EXERCISE BRIEF – Count only the lines of the records that hold "loader", then give the number without any other words.

DATASET ROWS –
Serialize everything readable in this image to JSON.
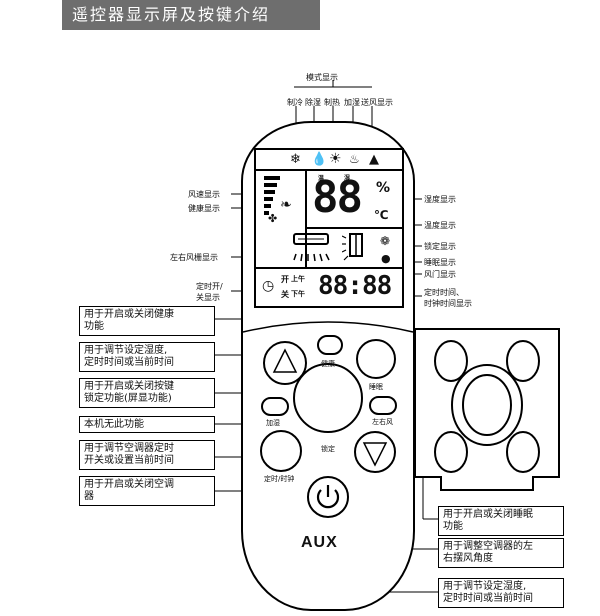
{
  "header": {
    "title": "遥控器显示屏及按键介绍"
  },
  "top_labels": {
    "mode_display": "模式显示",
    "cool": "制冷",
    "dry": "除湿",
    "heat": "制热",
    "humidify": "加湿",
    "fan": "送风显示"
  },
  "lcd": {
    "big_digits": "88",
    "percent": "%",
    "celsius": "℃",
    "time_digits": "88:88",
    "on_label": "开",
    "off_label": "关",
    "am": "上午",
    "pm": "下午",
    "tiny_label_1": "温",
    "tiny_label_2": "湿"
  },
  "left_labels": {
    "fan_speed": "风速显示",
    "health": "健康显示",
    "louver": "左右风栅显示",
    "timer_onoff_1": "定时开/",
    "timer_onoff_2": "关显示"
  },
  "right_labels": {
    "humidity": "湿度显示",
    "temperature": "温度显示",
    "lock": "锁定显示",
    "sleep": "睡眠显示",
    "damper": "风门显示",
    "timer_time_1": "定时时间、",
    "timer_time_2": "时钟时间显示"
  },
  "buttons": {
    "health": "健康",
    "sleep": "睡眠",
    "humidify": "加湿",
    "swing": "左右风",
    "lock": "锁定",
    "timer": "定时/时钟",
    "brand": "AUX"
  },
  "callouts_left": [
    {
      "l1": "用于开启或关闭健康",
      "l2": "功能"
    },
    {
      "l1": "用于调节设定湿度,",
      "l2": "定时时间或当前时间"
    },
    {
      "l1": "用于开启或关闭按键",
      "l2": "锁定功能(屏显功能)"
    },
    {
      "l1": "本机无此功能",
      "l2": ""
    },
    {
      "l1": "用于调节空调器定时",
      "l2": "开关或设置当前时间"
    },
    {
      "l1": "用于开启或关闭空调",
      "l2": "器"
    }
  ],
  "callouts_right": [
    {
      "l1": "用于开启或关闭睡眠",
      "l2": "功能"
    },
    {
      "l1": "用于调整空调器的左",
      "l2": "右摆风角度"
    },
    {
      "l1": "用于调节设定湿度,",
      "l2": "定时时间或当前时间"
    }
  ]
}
* * *
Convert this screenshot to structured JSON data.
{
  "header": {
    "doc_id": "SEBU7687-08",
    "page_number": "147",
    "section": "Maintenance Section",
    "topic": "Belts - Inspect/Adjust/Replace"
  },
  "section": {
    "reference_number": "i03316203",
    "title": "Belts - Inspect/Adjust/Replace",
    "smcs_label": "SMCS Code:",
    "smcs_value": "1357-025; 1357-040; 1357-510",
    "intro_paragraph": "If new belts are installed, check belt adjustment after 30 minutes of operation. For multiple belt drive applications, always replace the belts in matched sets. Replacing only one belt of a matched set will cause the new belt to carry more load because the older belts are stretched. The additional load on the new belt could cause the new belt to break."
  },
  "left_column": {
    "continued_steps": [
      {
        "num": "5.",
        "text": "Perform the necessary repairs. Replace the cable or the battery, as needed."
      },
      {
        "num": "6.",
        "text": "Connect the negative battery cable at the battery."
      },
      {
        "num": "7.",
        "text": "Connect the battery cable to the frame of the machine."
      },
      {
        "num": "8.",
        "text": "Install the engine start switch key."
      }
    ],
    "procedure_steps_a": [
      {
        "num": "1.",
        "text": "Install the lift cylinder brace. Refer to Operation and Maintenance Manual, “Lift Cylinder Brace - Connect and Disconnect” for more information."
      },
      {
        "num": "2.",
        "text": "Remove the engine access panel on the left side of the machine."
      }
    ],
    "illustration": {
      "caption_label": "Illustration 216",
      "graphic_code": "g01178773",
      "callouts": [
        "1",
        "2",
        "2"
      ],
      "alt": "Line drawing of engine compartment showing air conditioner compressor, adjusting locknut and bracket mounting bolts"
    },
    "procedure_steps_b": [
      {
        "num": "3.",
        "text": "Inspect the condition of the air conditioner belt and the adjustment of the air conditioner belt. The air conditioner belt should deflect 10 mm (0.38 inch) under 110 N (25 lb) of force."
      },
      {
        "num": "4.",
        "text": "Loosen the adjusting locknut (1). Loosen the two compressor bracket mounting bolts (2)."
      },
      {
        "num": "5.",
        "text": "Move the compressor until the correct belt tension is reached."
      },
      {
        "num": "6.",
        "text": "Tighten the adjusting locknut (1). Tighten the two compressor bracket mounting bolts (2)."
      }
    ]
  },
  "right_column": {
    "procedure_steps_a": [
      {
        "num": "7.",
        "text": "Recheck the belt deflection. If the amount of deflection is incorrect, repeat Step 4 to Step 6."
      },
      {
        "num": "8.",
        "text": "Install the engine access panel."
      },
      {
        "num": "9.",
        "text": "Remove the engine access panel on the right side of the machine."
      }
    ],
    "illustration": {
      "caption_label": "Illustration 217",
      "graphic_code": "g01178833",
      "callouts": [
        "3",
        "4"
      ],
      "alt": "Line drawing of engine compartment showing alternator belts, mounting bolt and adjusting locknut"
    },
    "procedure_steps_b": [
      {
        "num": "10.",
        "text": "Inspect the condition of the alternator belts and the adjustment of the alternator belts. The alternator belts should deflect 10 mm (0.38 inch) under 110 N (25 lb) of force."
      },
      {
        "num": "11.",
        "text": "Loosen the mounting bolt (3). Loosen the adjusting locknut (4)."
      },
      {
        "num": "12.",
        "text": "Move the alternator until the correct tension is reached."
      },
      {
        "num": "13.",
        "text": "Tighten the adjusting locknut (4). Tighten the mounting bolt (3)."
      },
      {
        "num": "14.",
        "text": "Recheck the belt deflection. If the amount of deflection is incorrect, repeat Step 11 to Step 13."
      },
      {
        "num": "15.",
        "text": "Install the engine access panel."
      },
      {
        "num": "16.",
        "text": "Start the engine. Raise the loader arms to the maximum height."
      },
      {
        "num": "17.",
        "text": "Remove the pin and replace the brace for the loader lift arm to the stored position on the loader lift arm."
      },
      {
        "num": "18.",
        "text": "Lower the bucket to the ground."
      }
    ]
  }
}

SOLVED PROBLEM – 2